■ DATA SECTION:
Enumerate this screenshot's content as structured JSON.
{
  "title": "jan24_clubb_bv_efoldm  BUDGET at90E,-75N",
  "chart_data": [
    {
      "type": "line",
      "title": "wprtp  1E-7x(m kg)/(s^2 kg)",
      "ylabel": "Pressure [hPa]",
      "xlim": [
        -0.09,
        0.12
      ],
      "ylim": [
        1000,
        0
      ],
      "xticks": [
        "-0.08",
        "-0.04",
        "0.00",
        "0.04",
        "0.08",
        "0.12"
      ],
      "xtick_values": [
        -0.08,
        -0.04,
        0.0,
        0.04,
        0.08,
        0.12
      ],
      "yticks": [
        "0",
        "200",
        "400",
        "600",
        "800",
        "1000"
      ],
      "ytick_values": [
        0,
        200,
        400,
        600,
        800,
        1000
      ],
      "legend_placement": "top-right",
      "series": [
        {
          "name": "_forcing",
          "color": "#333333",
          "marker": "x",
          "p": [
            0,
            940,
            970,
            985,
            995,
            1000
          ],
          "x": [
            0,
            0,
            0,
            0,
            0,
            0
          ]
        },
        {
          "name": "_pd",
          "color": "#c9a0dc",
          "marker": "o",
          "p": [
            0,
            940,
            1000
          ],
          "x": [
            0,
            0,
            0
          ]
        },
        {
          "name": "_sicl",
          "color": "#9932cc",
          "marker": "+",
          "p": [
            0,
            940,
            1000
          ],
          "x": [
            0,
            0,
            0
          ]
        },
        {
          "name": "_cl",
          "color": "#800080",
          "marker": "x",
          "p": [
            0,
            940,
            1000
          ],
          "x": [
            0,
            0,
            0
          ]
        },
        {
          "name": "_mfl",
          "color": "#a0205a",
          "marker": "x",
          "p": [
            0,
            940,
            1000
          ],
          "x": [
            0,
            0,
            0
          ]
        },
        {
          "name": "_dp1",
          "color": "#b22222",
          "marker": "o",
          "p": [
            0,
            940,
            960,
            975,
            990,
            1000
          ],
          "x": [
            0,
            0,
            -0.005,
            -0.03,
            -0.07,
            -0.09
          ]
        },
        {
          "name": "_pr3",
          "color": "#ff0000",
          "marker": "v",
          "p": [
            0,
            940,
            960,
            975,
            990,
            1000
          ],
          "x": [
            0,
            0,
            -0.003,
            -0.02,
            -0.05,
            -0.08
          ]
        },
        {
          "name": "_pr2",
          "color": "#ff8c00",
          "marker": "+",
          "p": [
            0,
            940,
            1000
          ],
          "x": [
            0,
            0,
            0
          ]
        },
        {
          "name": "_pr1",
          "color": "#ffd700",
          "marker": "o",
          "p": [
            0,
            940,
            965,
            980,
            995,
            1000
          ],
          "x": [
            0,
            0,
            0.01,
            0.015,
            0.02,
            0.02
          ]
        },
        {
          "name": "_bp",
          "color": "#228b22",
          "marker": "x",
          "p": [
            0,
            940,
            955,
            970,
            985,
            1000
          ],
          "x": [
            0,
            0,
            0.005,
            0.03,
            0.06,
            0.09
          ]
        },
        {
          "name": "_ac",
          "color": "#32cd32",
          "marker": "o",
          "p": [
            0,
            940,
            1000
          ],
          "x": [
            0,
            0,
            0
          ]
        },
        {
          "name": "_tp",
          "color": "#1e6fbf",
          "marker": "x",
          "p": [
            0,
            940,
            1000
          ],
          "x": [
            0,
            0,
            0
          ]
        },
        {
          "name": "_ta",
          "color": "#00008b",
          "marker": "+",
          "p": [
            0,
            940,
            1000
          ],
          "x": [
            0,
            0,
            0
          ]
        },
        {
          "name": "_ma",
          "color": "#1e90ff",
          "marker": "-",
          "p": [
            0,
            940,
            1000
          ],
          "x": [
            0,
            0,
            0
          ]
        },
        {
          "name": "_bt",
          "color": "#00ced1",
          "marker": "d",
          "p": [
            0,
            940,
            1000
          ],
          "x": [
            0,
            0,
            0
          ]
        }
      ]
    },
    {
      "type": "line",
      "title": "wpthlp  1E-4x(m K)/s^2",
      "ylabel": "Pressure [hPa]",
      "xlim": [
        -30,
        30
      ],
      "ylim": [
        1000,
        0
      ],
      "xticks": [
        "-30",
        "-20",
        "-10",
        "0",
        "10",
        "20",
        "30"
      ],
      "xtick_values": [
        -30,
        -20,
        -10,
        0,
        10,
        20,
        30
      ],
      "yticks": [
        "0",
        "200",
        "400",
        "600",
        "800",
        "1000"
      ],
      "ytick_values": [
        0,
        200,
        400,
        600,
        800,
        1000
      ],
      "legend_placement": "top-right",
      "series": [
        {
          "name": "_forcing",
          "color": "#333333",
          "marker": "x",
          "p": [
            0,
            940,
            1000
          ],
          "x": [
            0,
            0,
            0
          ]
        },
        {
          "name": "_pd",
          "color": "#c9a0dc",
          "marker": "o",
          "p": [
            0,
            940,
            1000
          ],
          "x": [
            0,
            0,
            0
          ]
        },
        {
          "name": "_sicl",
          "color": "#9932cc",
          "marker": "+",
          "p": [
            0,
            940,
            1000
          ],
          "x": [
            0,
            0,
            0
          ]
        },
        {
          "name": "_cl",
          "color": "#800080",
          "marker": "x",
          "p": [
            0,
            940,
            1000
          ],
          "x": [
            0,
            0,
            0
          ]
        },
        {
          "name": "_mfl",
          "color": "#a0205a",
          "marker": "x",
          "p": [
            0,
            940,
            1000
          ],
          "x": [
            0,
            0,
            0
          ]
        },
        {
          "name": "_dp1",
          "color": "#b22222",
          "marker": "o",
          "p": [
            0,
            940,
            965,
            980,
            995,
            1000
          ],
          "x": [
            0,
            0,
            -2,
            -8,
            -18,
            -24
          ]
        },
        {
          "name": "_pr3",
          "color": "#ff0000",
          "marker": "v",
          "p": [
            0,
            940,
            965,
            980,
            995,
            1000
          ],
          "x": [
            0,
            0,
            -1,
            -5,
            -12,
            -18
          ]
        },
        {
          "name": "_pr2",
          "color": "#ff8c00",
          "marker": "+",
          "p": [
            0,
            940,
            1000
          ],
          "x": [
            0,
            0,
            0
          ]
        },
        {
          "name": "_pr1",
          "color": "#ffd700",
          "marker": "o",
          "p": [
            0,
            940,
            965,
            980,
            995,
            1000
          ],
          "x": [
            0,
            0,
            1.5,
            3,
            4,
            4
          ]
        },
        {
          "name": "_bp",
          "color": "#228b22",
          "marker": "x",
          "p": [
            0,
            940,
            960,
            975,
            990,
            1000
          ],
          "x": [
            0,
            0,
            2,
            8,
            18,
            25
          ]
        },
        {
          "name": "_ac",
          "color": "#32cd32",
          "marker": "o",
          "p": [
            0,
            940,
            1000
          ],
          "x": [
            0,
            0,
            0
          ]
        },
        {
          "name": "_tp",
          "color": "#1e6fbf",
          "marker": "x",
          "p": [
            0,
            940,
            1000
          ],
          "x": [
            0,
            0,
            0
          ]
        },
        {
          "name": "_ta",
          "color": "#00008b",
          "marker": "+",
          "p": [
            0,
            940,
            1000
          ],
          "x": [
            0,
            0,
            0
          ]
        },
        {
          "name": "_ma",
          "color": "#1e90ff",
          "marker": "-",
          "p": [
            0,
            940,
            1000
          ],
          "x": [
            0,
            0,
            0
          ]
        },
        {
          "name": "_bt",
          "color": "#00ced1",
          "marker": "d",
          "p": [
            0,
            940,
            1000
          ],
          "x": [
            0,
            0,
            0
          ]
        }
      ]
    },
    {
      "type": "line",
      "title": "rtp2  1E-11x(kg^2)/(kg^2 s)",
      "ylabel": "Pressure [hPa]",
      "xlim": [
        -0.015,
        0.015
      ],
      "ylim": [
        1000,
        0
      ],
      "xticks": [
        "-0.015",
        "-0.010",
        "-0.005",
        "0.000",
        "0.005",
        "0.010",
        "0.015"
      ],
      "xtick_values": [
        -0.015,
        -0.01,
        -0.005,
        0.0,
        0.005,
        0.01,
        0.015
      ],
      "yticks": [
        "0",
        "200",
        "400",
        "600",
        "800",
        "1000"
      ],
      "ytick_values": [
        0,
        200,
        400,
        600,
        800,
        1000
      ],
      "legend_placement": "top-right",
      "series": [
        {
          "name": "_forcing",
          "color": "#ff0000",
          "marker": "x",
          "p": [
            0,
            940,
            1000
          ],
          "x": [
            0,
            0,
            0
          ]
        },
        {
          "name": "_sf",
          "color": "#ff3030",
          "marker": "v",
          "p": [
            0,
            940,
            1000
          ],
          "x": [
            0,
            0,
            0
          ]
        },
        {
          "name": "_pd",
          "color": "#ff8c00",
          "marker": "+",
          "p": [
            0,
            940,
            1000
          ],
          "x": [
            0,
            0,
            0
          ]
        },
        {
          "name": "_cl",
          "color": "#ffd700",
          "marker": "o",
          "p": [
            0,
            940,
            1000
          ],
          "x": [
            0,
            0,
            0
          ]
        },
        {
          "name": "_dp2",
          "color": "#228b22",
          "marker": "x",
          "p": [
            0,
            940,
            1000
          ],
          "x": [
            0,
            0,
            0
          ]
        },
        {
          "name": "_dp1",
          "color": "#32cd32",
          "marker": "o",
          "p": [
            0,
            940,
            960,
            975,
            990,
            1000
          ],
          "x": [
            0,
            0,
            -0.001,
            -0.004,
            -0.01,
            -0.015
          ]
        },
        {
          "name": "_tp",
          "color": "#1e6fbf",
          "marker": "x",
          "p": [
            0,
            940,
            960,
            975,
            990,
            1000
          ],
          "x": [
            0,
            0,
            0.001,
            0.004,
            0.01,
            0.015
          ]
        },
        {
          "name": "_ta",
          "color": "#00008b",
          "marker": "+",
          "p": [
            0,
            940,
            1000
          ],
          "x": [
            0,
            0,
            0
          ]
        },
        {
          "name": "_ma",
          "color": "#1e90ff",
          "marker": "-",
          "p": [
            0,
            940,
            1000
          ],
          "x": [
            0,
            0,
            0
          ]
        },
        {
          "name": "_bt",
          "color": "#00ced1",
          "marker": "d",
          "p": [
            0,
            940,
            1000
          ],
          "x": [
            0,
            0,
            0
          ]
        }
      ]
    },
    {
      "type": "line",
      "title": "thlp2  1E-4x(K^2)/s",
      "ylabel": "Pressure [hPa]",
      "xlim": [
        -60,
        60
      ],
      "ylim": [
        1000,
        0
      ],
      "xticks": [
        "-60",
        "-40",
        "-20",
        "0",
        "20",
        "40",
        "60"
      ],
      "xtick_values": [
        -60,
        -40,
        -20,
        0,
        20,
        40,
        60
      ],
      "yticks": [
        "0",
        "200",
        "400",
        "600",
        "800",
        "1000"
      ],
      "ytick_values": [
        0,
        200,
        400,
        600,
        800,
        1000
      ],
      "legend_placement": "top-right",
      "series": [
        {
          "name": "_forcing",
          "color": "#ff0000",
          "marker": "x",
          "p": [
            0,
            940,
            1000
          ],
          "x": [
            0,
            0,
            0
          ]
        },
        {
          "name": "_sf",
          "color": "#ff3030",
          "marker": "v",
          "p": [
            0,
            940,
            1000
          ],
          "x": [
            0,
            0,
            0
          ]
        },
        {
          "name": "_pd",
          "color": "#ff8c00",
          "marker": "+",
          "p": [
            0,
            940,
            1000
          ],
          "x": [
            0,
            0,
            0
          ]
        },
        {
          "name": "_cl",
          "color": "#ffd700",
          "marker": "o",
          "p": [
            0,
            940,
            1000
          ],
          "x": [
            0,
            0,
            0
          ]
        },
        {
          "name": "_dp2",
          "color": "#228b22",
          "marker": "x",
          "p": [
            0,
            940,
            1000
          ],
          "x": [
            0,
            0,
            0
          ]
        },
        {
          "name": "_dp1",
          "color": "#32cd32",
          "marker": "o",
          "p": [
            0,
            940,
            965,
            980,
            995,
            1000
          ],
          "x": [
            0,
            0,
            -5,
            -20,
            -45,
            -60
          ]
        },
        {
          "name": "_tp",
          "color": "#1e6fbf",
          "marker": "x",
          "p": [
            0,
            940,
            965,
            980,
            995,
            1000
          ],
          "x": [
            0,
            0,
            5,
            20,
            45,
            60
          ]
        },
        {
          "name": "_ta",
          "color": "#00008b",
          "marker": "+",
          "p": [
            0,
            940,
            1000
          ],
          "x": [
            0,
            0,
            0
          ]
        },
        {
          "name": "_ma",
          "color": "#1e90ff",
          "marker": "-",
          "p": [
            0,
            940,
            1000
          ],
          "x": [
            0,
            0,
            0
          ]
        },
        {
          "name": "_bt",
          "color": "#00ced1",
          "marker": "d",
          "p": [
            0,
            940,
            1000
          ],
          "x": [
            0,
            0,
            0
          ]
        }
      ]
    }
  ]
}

■ REQUEST:
Out of the material above, gather each line where "title" appears.

■ SOLUTION FOR THIS EXERCISE:
  "title": "jan24_clubb_bv_efoldm  BUDGET at90E,-75N",
      "title": "wprtp  1E-7x(m kg)/(s^2 kg)",
      "title": "wpthlp  1E-4x(m K)/s^2",
      "title": "rtp2  1E-11x(kg^2)/(kg^2 s)",
      "title": "thlp2  1E-4x(K^2)/s",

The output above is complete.